▸ Goal:
Reproduce all the entries exactly and keep the pictures out.
_ _ _
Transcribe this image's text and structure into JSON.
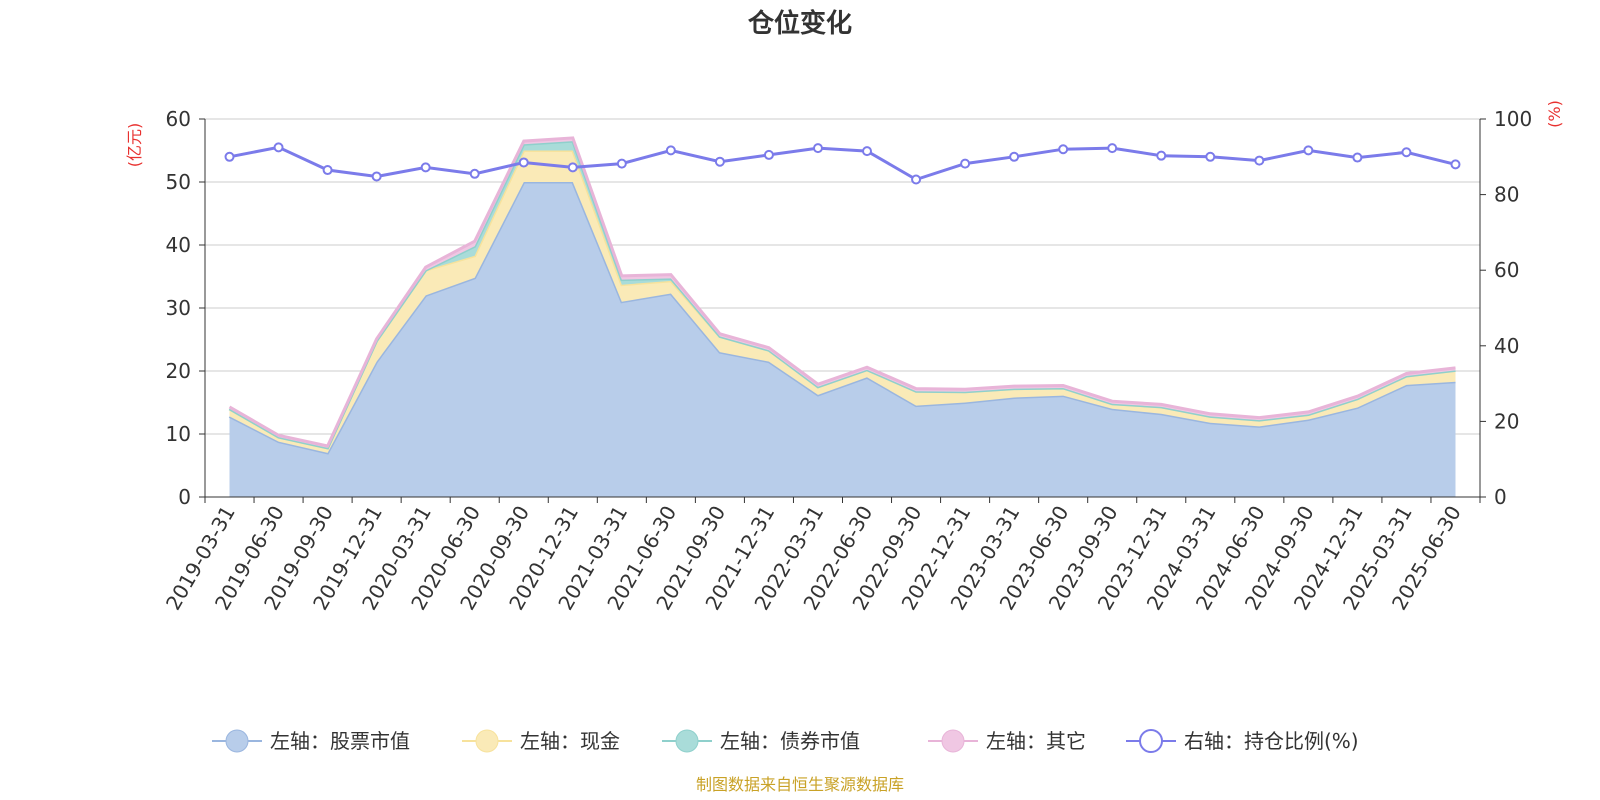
{
  "chart_data": {
    "type": "area",
    "title": "仓位变化",
    "left_unit": "(亿元)",
    "right_unit": "(%)",
    "left_ylim": [
      0,
      60
    ],
    "left_ticks": [
      "0",
      "10",
      "20",
      "30",
      "40",
      "50",
      "60"
    ],
    "right_ylim": [
      0,
      100
    ],
    "right_ticks": [
      "0",
      "20",
      "40",
      "60",
      "80",
      "100"
    ],
    "grid": true,
    "legend_position": "bottom",
    "categories": [
      "2019-03-31",
      "2019-06-30",
      "2019-09-30",
      "2019-12-31",
      "2020-03-31",
      "2020-06-30",
      "2020-09-30",
      "2020-12-31",
      "2021-03-31",
      "2021-06-30",
      "2021-09-30",
      "2021-12-31",
      "2022-03-31",
      "2022-06-30",
      "2022-09-30",
      "2022-12-31",
      "2023-03-31",
      "2023-06-30",
      "2023-09-30",
      "2023-12-31",
      "2024-03-31",
      "2024-06-30",
      "2024-09-30",
      "2024-12-31",
      "2025-03-31",
      "2025-06-30"
    ],
    "series": [
      {
        "name": "左轴：股票市值",
        "axis": "left",
        "kind": "stacked-area",
        "fill": "#b8cdea",
        "line": "#9ab6df",
        "values": [
          12.8,
          8.8,
          7.0,
          21.5,
          32.0,
          34.8,
          50.0,
          50.0,
          31.0,
          32.3,
          23.0,
          21.5,
          16.2,
          19.0,
          14.5,
          15.0,
          15.8,
          16.1,
          14.0,
          13.2,
          11.8,
          11.2,
          12.3,
          14.2,
          17.8,
          18.3
        ]
      },
      {
        "name": "左轴：现金",
        "axis": "left",
        "kind": "stacked-area",
        "fill": "#faeab7",
        "line": "#f7e29c",
        "values": [
          1.2,
          0.7,
          0.8,
          3.3,
          4.0,
          3.5,
          5.0,
          5.0,
          2.7,
          2.0,
          2.5,
          1.8,
          1.3,
          1.2,
          2.3,
          1.7,
          1.4,
          1.2,
          0.8,
          1.1,
          1.0,
          1.0,
          0.8,
          1.4,
          1.4,
          1.8
        ]
      },
      {
        "name": "左轴：债券市值",
        "axis": "left",
        "kind": "stacked-area",
        "fill": "#a9dcd9",
        "line": "#8fd0cc",
        "values": [
          0,
          0,
          0,
          0,
          0,
          1.5,
          1.0,
          1.5,
          0.8,
          0.4,
          0,
          0,
          0,
          0,
          0,
          0,
          0,
          0,
          0,
          0,
          0,
          0,
          0,
          0,
          0,
          0
        ]
      },
      {
        "name": "左轴：其它",
        "axis": "left",
        "kind": "stacked-area",
        "fill": "#f0c7e3",
        "line": "#e8b4d8",
        "values": [
          0.3,
          0.3,
          0.3,
          0.3,
          0.5,
          0.8,
          0.5,
          0.5,
          0.6,
          0.6,
          0.4,
          0.4,
          0.4,
          0.4,
          0.4,
          0.4,
          0.4,
          0.4,
          0.4,
          0.4,
          0.4,
          0.4,
          0.4,
          0.4,
          0.4,
          0.4
        ]
      },
      {
        "name": "右轴：持仓比例(%)",
        "axis": "right",
        "kind": "line",
        "line": "#7b7bea",
        "values": [
          90.0,
          92.5,
          86.5,
          84.8,
          87.2,
          85.5,
          88.5,
          87.2,
          88.2,
          91.7,
          88.7,
          90.5,
          92.3,
          91.5,
          84.0,
          88.2,
          90.0,
          92.0,
          92.3,
          90.3,
          90.0,
          89.0,
          91.7,
          89.8,
          91.2,
          88.0
        ]
      }
    ],
    "source": "制图数据来自恒生聚源数据库"
  }
}
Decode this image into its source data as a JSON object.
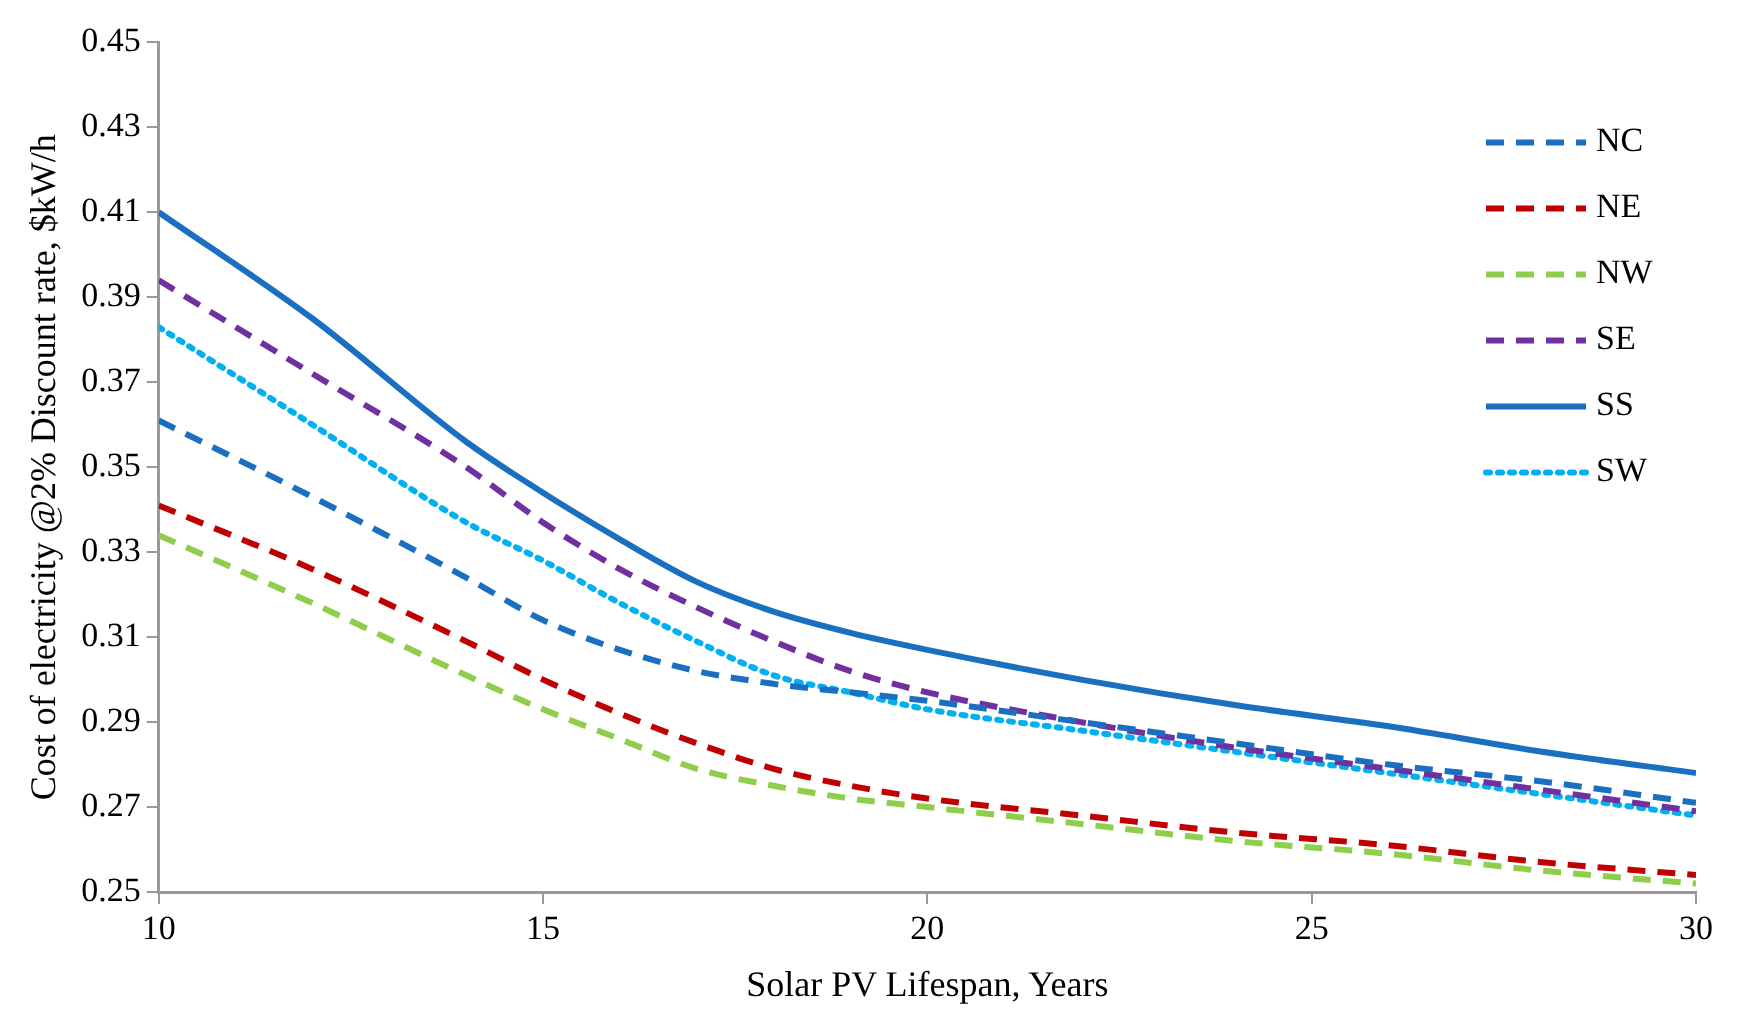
{
  "chart_data": {
    "type": "line",
    "xlabel": "Solar PV Lifespan, Years",
    "ylabel": "Cost of electricity @2% Discount rate, $kW/h",
    "xlim": [
      10,
      30
    ],
    "xticks": [
      10,
      15,
      20,
      25,
      30
    ],
    "ylim": [
      0.25,
      0.45
    ],
    "yticks": [
      0.25,
      0.27,
      0.29,
      0.31,
      0.33,
      0.35,
      0.37,
      0.39,
      0.41,
      0.43,
      0.45
    ],
    "grid": false,
    "legend": "top right",
    "marker": "none",
    "x": [
      10,
      12,
      14,
      15,
      16,
      17,
      18,
      19,
      20,
      22,
      24,
      26,
      28,
      30
    ],
    "series": [
      {
        "name": "NC",
        "color": "#1a6fc0",
        "line_style": "dashed",
        "values": [
          0.361,
          0.343,
          0.324,
          0.314,
          0.307,
          0.302,
          0.299,
          0.297,
          0.295,
          0.29,
          0.285,
          0.28,
          0.276,
          0.271
        ]
      },
      {
        "name": "NE",
        "color": "#c00000",
        "line_style": "dashed",
        "values": [
          0.341,
          0.326,
          0.309,
          0.3,
          0.292,
          0.285,
          0.279,
          0.275,
          0.272,
          0.268,
          0.264,
          0.261,
          0.257,
          0.254
        ]
      },
      {
        "name": "NW",
        "color": "#8fce4a",
        "line_style": "dashed",
        "values": [
          0.334,
          0.318,
          0.301,
          0.293,
          0.286,
          0.279,
          0.275,
          0.272,
          0.27,
          0.266,
          0.262,
          0.259,
          0.255,
          0.252
        ]
      },
      {
        "name": "SE",
        "color": "#7030a0",
        "line_style": "dashed",
        "values": [
          0.394,
          0.372,
          0.35,
          0.337,
          0.326,
          0.317,
          0.309,
          0.302,
          0.297,
          0.29,
          0.284,
          0.279,
          0.274,
          0.269
        ]
      },
      {
        "name": "SS",
        "color": "#1a6fc0",
        "line_style": "solid",
        "values": [
          0.41,
          0.385,
          0.356,
          0.344,
          0.333,
          0.323,
          0.316,
          0.311,
          0.307,
          0.3,
          0.294,
          0.289,
          0.283,
          0.278
        ]
      },
      {
        "name": "SW",
        "color": "#00b0f0",
        "line_style": "dotted",
        "values": [
          0.383,
          0.36,
          0.337,
          0.328,
          0.318,
          0.309,
          0.301,
          0.297,
          0.293,
          0.288,
          0.283,
          0.278,
          0.273,
          0.268
        ]
      }
    ]
  }
}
_ _ _
▸ Complete answer:
Transcribe this image's text and structure into JSON.
{
  "chart_data": {
    "type": "area",
    "title": "仓位变化",
    "left_unit": "(亿元)",
    "right_unit": "(%)",
    "left_ylim": [
      0,
      60
    ],
    "left_ticks": [
      "0",
      "10",
      "20",
      "30",
      "40",
      "50",
      "60"
    ],
    "right_ylim": [
      0,
      100
    ],
    "right_ticks": [
      "0",
      "20",
      "40",
      "60",
      "80",
      "100"
    ],
    "grid": true,
    "legend_position": "bottom",
    "categories": [
      "2019-03-31",
      "2019-06-30",
      "2019-09-30",
      "2019-12-31",
      "2020-03-31",
      "2020-06-30",
      "2020-09-30",
      "2020-12-31",
      "2021-03-31",
      "2021-06-30",
      "2021-09-30",
      "2021-12-31",
      "2022-03-31",
      "2022-06-30",
      "2022-09-30",
      "2022-12-31",
      "2023-03-31",
      "2023-06-30",
      "2023-09-30",
      "2023-12-31",
      "2024-03-31",
      "2024-06-30",
      "2024-09-30",
      "2024-12-31",
      "2025-03-31",
      "2025-06-30"
    ],
    "series": [
      {
        "name": "左轴：股票市值",
        "axis": "left",
        "kind": "stacked-area",
        "fill": "#b8cdea",
        "line": "#9ab6df",
        "values": [
          12.8,
          8.8,
          7.0,
          21.5,
          32.0,
          34.8,
          50.0,
          50.0,
          31.0,
          32.3,
          23.0,
          21.5,
          16.2,
          19.0,
          14.5,
          15.0,
          15.8,
          16.1,
          14.0,
          13.2,
          11.8,
          11.2,
          12.3,
          14.2,
          17.8,
          18.3
        ]
      },
      {
        "name": "左轴：现金",
        "axis": "left",
        "kind": "stacked-area",
        "fill": "#faeab7",
        "line": "#f7e29c",
        "values": [
          1.2,
          0.7,
          0.8,
          3.3,
          4.0,
          3.5,
          5.0,
          5.0,
          2.7,
          2.0,
          2.5,
          1.8,
          1.3,
          1.2,
          2.3,
          1.7,
          1.4,
          1.2,
          0.8,
          1.1,
          1.0,
          1.0,
          0.8,
          1.4,
          1.4,
          1.8
        ]
      },
      {
        "name": "左轴：债券市值",
        "axis": "left",
        "kind": "stacked-area",
        "fill": "#a9dcd9",
        "line": "#8fd0cc",
        "values": [
          0,
          0,
          0,
          0,
          0,
          1.5,
          1.0,
          1.5,
          0.8,
          0.4,
          0,
          0,
          0,
          0,
          0,
          0,
          0,
          0,
          0,
          0,
          0,
          0,
          0,
          0,
          0,
          0
        ]
      },
      {
        "name": "左轴：其它",
        "axis": "left",
        "kind": "stacked-area",
        "fill": "#f0c7e3",
        "line": "#e8b4d8",
        "values": [
          0.3,
          0.3,
          0.3,
          0.3,
          0.5,
          0.8,
          0.5,
          0.5,
          0.6,
          0.6,
          0.4,
          0.4,
          0.4,
          0.4,
          0.4,
          0.4,
          0.4,
          0.4,
          0.4,
          0.4,
          0.4,
          0.4,
          0.4,
          0.4,
          0.4,
          0.4
        ]
      },
      {
        "name": "右轴：持仓比例(%)",
        "axis": "right",
        "kind": "line",
        "line": "#7b7bea",
        "values": [
          90.0,
          92.5,
          86.5,
          84.8,
          87.2,
          85.5,
          88.5,
          87.2,
          88.2,
          91.7,
          88.7,
          90.5,
          92.3,
          91.5,
          84.0,
          88.2,
          90.0,
          92.0,
          92.3,
          90.3,
          90.0,
          89.0,
          91.7,
          89.8,
          91.2,
          88.0
        ]
      }
    ],
    "source": "制图数据来自恒生聚源数据库"
  }
}
Decode this image into its source data as a JSON object.
{
  "chart_data": {
    "type": "line",
    "xlabel": "Solar PV Lifespan, Years",
    "ylabel": "Cost of electricity @2% Discount rate, $kW/h",
    "xlim": [
      10,
      30
    ],
    "xticks": [
      10,
      15,
      20,
      25,
      30
    ],
    "ylim": [
      0.25,
      0.45
    ],
    "yticks": [
      0.25,
      0.27,
      0.29,
      0.31,
      0.33,
      0.35,
      0.37,
      0.39,
      0.41,
      0.43,
      0.45
    ],
    "grid": false,
    "legend": "top right",
    "marker": "none",
    "x": [
      10,
      12,
      14,
      15,
      16,
      17,
      18,
      19,
      20,
      22,
      24,
      26,
      28,
      30
    ],
    "series": [
      {
        "name": "NC",
        "color": "#1a6fc0",
        "line_style": "dashed",
        "values": [
          0.361,
          0.343,
          0.324,
          0.314,
          0.307,
          0.302,
          0.299,
          0.297,
          0.295,
          0.29,
          0.285,
          0.28,
          0.276,
          0.271
        ]
      },
      {
        "name": "NE",
        "color": "#c00000",
        "line_style": "dashed",
        "values": [
          0.341,
          0.326,
          0.309,
          0.3,
          0.292,
          0.285,
          0.279,
          0.275,
          0.272,
          0.268,
          0.264,
          0.261,
          0.257,
          0.254
        ]
      },
      {
        "name": "NW",
        "color": "#8fce4a",
        "line_style": "dashed",
        "values": [
          0.334,
          0.318,
          0.301,
          0.293,
          0.286,
          0.279,
          0.275,
          0.272,
          0.27,
          0.266,
          0.262,
          0.259,
          0.255,
          0.252
        ]
      },
      {
        "name": "SE",
        "color": "#7030a0",
        "line_style": "dashed",
        "values": [
          0.394,
          0.372,
          0.35,
          0.337,
          0.326,
          0.317,
          0.309,
          0.302,
          0.297,
          0.29,
          0.284,
          0.279,
          0.274,
          0.269
        ]
      },
      {
        "name": "SS",
        "color": "#1a6fc0",
        "line_style": "solid",
        "values": [
          0.41,
          0.385,
          0.356,
          0.344,
          0.333,
          0.323,
          0.316,
          0.311,
          0.307,
          0.3,
          0.294,
          0.289,
          0.283,
          0.278
        ]
      },
      {
        "name": "SW",
        "color": "#00b0f0",
        "line_style": "dotted",
        "values": [
          0.383,
          0.36,
          0.337,
          0.328,
          0.318,
          0.309,
          0.301,
          0.297,
          0.293,
          0.288,
          0.283,
          0.278,
          0.273,
          0.268
        ]
      }
    ]
  }
}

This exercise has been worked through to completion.